Provided information:
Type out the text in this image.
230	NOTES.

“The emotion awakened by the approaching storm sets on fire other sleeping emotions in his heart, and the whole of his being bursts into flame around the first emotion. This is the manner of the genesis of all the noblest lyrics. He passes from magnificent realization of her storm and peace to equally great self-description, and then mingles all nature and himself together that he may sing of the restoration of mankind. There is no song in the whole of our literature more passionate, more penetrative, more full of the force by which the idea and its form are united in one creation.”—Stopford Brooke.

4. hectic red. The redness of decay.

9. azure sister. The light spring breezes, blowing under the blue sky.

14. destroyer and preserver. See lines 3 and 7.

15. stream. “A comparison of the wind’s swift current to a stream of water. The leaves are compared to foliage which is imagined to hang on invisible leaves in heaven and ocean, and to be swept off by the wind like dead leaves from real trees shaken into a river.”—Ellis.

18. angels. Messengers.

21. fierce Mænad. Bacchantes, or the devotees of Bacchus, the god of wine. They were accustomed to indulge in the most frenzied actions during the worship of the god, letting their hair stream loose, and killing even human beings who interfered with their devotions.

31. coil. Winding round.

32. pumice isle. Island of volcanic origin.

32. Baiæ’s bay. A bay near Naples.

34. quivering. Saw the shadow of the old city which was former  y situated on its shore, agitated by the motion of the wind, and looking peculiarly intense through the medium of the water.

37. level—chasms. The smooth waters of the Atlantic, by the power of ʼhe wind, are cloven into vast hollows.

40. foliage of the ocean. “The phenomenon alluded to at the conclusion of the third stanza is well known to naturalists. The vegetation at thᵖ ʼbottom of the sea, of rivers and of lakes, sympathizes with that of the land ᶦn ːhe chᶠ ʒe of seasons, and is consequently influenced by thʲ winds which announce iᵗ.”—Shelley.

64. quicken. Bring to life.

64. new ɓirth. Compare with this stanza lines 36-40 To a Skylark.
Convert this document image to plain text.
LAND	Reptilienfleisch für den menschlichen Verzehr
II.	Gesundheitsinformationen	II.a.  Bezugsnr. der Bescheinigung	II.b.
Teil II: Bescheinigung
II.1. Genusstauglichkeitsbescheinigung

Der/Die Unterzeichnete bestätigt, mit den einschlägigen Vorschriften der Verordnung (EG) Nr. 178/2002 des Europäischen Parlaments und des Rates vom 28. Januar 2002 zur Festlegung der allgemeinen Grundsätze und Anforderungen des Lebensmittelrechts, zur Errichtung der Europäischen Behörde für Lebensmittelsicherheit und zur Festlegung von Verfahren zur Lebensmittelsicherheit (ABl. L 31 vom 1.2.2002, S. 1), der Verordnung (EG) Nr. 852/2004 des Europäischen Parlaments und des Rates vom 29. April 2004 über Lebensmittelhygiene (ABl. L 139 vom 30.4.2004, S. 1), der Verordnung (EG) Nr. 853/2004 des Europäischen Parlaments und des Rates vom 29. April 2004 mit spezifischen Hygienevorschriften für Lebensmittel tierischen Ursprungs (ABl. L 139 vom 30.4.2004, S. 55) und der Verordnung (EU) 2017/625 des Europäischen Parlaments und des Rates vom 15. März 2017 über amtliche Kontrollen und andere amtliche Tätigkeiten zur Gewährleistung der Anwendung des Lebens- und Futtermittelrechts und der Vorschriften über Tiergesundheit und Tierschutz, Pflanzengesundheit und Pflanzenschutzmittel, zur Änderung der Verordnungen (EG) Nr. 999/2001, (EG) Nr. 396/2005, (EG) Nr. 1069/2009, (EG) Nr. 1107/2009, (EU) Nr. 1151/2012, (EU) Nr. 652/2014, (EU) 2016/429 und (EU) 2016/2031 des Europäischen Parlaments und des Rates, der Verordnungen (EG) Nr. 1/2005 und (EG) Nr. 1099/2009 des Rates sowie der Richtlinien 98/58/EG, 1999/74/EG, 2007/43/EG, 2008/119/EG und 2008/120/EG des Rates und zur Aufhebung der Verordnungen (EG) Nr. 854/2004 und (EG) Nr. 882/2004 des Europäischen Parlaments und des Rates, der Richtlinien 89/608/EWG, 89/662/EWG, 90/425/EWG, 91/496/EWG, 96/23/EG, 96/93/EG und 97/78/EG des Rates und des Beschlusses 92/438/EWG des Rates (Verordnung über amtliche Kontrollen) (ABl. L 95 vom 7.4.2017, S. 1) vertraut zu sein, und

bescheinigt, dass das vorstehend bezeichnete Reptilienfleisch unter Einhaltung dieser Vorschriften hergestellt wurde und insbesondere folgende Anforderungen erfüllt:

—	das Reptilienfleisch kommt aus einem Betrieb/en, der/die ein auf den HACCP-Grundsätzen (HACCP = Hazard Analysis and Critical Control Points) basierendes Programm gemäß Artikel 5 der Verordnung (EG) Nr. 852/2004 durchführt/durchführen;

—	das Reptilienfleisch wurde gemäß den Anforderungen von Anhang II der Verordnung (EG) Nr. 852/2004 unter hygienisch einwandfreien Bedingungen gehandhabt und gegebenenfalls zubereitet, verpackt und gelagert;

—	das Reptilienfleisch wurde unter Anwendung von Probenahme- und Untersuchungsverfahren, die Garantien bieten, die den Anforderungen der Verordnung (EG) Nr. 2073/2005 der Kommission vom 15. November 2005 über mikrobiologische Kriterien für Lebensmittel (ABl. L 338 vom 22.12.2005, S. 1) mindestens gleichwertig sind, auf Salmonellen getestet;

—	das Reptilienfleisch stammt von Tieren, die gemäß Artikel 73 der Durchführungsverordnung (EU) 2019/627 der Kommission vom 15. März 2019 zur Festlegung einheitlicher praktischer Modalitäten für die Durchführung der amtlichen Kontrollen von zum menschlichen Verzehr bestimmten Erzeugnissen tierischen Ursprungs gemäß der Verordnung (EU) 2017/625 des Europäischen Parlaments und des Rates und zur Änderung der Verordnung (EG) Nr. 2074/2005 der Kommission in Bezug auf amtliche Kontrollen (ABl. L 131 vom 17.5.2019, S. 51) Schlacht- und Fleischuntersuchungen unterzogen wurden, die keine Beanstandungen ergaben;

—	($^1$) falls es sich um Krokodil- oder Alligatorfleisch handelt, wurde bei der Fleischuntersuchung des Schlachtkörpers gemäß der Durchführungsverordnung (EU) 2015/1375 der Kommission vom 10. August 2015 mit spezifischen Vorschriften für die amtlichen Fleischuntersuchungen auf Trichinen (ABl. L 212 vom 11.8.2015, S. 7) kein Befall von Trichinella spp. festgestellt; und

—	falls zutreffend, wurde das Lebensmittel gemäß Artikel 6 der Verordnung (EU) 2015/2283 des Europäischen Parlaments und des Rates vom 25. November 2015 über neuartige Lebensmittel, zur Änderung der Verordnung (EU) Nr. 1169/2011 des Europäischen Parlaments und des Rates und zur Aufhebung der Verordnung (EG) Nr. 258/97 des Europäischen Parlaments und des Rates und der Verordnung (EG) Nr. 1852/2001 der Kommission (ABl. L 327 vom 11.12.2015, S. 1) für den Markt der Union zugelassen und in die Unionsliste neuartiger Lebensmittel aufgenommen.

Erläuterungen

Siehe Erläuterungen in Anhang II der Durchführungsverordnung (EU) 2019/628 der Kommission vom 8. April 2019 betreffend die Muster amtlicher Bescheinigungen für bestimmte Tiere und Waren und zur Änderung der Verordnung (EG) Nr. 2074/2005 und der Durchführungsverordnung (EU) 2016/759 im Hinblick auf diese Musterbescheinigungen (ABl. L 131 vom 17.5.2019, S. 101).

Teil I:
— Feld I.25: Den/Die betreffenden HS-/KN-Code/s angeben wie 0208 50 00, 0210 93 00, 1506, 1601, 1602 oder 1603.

Aim of the exercise:
Every entry above should come back exactly as written.

Written solution:
Type out the text in this image.
230	NOTES.

“The emotion awakened by the approaching storm sets on fire other sleeping emotions in his heart, and the whole of his being bursts into flame around the first emotion. This is the manner of the genesis of all the noblest lyrics. He passes from magnificent realization of her storm and peace to equally great self-description, and then mingles all nature and himself together that he may sing of the restoration of mankind. There is no song in the whole of our literature more passionate, more penetrative, more full of the force by which the idea and its form are united in one creation.”—Stopford Brooke.

4. hectic red. The redness of decay.

9. azure sister. The light spring breezes, blowing under the blue sky.

14. destroyer and preserver. See lines 3 and 7.

15. stream. “A comparison of the wind’s swift current to a stream of water. The leaves are compared to foliage which is imagined to hang on invisible leaves in heaven and ocean, and to be swept off by the wind like dead leaves from real trees shaken into a river.”—Ellis.

18. angels. Messengers.

21. fierce Mænad. Bacchantes, or the devotees of Bacchus, the god of wine. They were accustomed to indulge in the most frenzied actions during the worship of the god, letting their hair stream loose, and killing even human beings who interfered with their devotions.

31. coil. Winding round.

32. pumice isle. Island of volcanic origin.

32. Baiæ’s bay. A bay near Naples.

34. quivering. Saw the shadow of the old city which was former  y situated on its shore, agitated by the motion of the wind, and looking peculiarly intense through the medium of the water.

37. level—chasms. The smooth waters of the Atlantic, by the power of ʼhe wind, are cloven into vast hollows.

40. foliage of the ocean. “The phenomenon alluded to at the conclusion of the third stanza is well known to naturalists. The vegetation at thᵖ ʼbottom of the sea, of rivers and of lakes, sympathizes with that of the land ᶦn ːhe chᶠ ʒe of seasons, and is consequently influenced by thʲ winds which announce iᵗ.”—Shelley.

64. quicken. Bring to life.

64. new ɓirth. Compare with this stanza lines 36-40 To a Skylark.
Convert this document image to plain text.
LAND	Reptilienfleisch für den menschlichen Verzehr
II.	Gesundheitsinformationen	II.a.  Bezugsnr. der Bescheinigung	II.b.
Teil II: Bescheinigung
II.1. Genusstauglichkeitsbescheinigung

Der/Die Unterzeichnete bestätigt, mit den einschlägigen Vorschriften der Verordnung (EG) Nr. 178/2002 des Europäischen Parlaments und des Rates vom 28. Januar 2002 zur Festlegung der allgemeinen Grundsätze und Anforderungen des Lebensmittelrechts, zur Errichtung der Europäischen Behörde für Lebensmittelsicherheit und zur Festlegung von Verfahren zur Lebensmittelsicherheit (ABl. L 31 vom 1.2.2002, S. 1), der Verordnung (EG) Nr. 852/2004 des Europäischen Parlaments und des Rates vom 29. April 2004 über Lebensmittelhygiene (ABl. L 139 vom 30.4.2004, S. 1), der Verordnung (EG) Nr. 853/2004 des Europäischen Parlaments und des Rates vom 29. April 2004 mit spezifischen Hygienevorschriften für Lebensmittel tierischen Ursprungs (ABl. L 139 vom 30.4.2004, S. 55) und der Verordnung (EU) 2017/625 des Europäischen Parlaments und des Rates vom 15. März 2017 über amtliche Kontrollen und andere amtliche Tätigkeiten zur Gewährleistung der Anwendung des Lebens- und Futtermittelrechts und der Vorschriften über Tiergesundheit und Tierschutz, Pflanzengesundheit und Pflanzenschutzmittel, zur Änderung der Verordnungen (EG) Nr. 999/2001, (EG) Nr. 396/2005, (EG) Nr. 1069/2009, (EG) Nr. 1107/2009, (EU) Nr. 1151/2012, (EU) Nr. 652/2014, (EU) 2016/429 und (EU) 2016/2031 des Europäischen Parlaments und des Rates, der Verordnungen (EG) Nr. 1/2005 und (EG) Nr. 1099/2009 des Rates sowie der Richtlinien 98/58/EG, 1999/74/EG, 2007/43/EG, 2008/119/EG und 2008/120/EG des Rates und zur Aufhebung der Verordnungen (EG) Nr. 854/2004 und (EG) Nr. 882/2004 des Europäischen Parlaments und des Rates, der Richtlinien 89/608/EWG, 89/662/EWG, 90/425/EWG, 91/496/EWG, 96/23/EG, 96/93/EG und 97/78/EG des Rates und des Beschlusses 92/438/EWG des Rates (Verordnung über amtliche Kontrollen) (ABl. L 95 vom 7.4.2017, S. 1) vertraut zu sein, und

bescheinigt, dass das vorstehend bezeichnete Reptilienfleisch unter Einhaltung dieser Vorschriften hergestellt wurde und insbesondere folgende Anforderungen erfüllt:

—	das Reptilienfleisch kommt aus einem Betrieb/en, der/die ein auf den HACCP-Grundsätzen (HACCP = Hazard Analysis and Critical Control Points) basierendes Programm gemäß Artikel 5 der Verordnung (EG) Nr. 852/2004 durchführt/durchführen;

—	das Reptilienfleisch wurde gemäß den Anforderungen von Anhang II der Verordnung (EG) Nr. 852/2004 unter hygienisch einwandfreien Bedingungen gehandhabt und gegebenenfalls zubereitet, verpackt und gelagert;

—	das Reptilienfleisch wurde unter Anwendung von Probenahme- und Untersuchungsverfahren, die Garantien bieten, die den Anforderungen der Verordnung (EG) Nr. 2073/2005 der Kommission vom 15. November 2005 über mikrobiologische Kriterien für Lebensmittel (ABl. L 338 vom 22.12.2005, S. 1) mindestens gleichwertig sind, auf Salmonellen getestet;

—	das Reptilienfleisch stammt von Tieren, die gemäß Artikel 73 der Durchführungsverordnung (EU) 2019/627 der Kommission vom 15. März 2019 zur Festlegung einheitlicher praktischer Modalitäten für die Durchführung der amtlichen Kontrollen von zum menschlichen Verzehr bestimmten Erzeugnissen tierischen Ursprungs gemäß der Verordnung (EU) 2017/625 des Europäischen Parlaments und des Rates und zur Änderung der Verordnung (EG) Nr. 2074/2005 der Kommission in Bezug auf amtliche Kontrollen (ABl. L 131 vom 17.5.2019, S. 51) Schlacht- und Fleischuntersuchungen unterzogen wurden, die keine Beanstandungen ergaben;

—	($^1$) falls es sich um Krokodil- oder Alligatorfleisch handelt, wurde bei der Fleischuntersuchung des Schlachtkörpers gemäß der Durchführungsverordnung (EU) 2015/1375 der Kommission vom 10. August 2015 mit spezifischen Vorschriften für die amtlichen Fleischuntersuchungen auf Trichinen (ABl. L 212 vom 11.8.2015, S. 7) kein Befall von Trichinella spp. festgestellt; und

—	falls zutreffend, wurde das Lebensmittel gemäß Artikel 6 der Verordnung (EU) 2015/2283 des Europäischen Parlaments und des Rates vom 25. November 2015 über neuartige Lebensmittel, zur Änderung der Verordnung (EU) Nr. 1169/2011 des Europäischen Parlaments und des Rates und zur Aufhebung der Verordnung (EG) Nr. 258/97 des Europäischen Parlaments und des Rates und der Verordnung (EG) Nr. 1852/2001 der Kommission (ABl. L 327 vom 11.12.2015, S. 1) für den Markt der Union zugelassen und in die Unionsliste neuartiger Lebensmittel aufgenommen.

Erläuterungen

Siehe Erläuterungen in Anhang II der Durchführungsverordnung (EU) 2019/628 der Kommission vom 8. April 2019 betreffend die Muster amtlicher Bescheinigungen für bestimmte Tiere und Waren und zur Änderung der Verordnung (EG) Nr. 2074/2005 und der Durchführungsverordnung (EU) 2016/759 im Hinblick auf diese Musterbescheinigungen (ABl. L 131 vom 17.5.2019, S. 101).

Teil I:
— Feld I.25: Den/Die betreffenden HS-/KN-Code/s angeben wie 0208 50 00, 0210 93 00, 1506, 1601, 1602 oder 1603.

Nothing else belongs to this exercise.